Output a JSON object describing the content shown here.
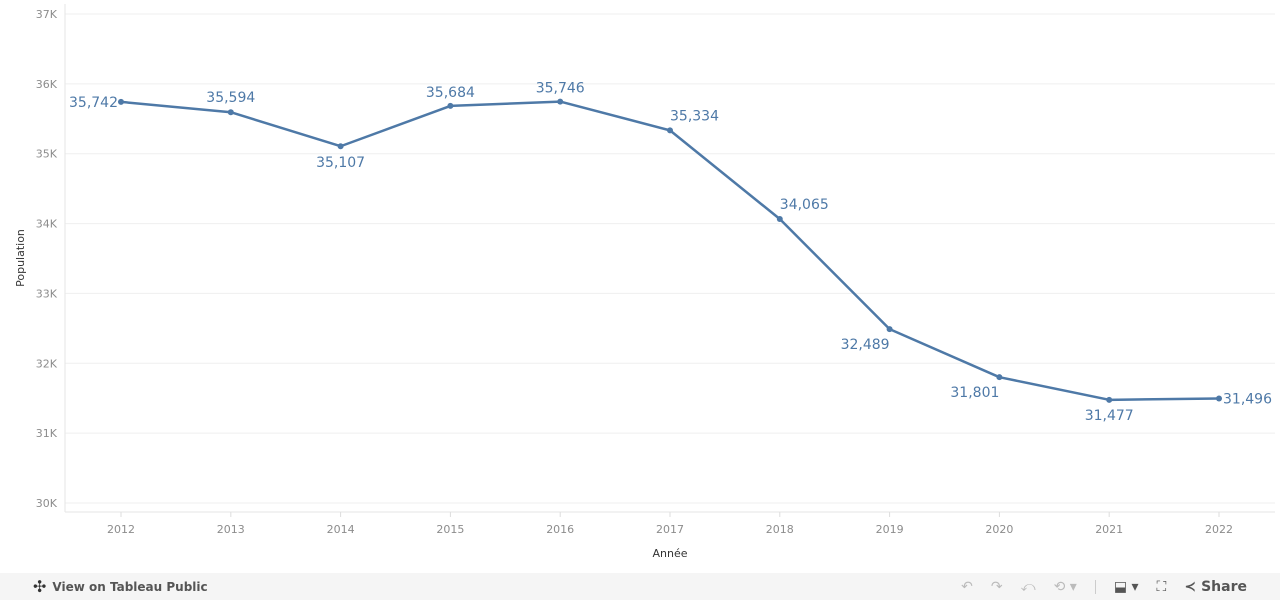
{
  "chart_data": {
    "type": "line",
    "x": [
      2012,
      2013,
      2014,
      2015,
      2016,
      2017,
      2018,
      2019,
      2020,
      2021,
      2022
    ],
    "values": [
      35742,
      35594,
      35107,
      35684,
      35746,
      35334,
      34065,
      32489,
      31801,
      31477,
      31496
    ],
    "data_labels": [
      "35,742",
      "35,594",
      "35,107",
      "35,684",
      "35,746",
      "35,334",
      "34,065",
      "32,489",
      "31,801",
      "31,477",
      "31,496"
    ],
    "xlabel": "Année",
    "ylabel": "Population",
    "ylim": [
      30000,
      37000
    ],
    "yticks": [
      "30K",
      "31K",
      "32K",
      "33K",
      "34K",
      "35K",
      "36K",
      "37K"
    ],
    "xticks": [
      "2012",
      "2013",
      "2014",
      "2015",
      "2016",
      "2017",
      "2018",
      "2019",
      "2020",
      "2021",
      "2022"
    ],
    "grid": true,
    "color": "#4e79a7"
  },
  "footer": {
    "view_link": "View on Tableau Public",
    "share": "Share"
  }
}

*WHAT IS REQUIRED*
Write out the whole listing exactly, and drop the pictures.

*FULL OUTPUT*
Output a JSON object describing the content shown here.
{
  "chart_data": {
    "type": "line",
    "x": [
      2012,
      2013,
      2014,
      2015,
      2016,
      2017,
      2018,
      2019,
      2020,
      2021,
      2022
    ],
    "values": [
      35742,
      35594,
      35107,
      35684,
      35746,
      35334,
      34065,
      32489,
      31801,
      31477,
      31496
    ],
    "data_labels": [
      "35,742",
      "35,594",
      "35,107",
      "35,684",
      "35,746",
      "35,334",
      "34,065",
      "32,489",
      "31,801",
      "31,477",
      "31,496"
    ],
    "xlabel": "Année",
    "ylabel": "Population",
    "ylim": [
      30000,
      37000
    ],
    "yticks": [
      "30K",
      "31K",
      "32K",
      "33K",
      "34K",
      "35K",
      "36K",
      "37K"
    ],
    "xticks": [
      "2012",
      "2013",
      "2014",
      "2015",
      "2016",
      "2017",
      "2018",
      "2019",
      "2020",
      "2021",
      "2022"
    ],
    "grid": true,
    "color": "#4e79a7"
  },
  "footer": {
    "view_link": "View on Tableau Public",
    "share": "Share"
  }
}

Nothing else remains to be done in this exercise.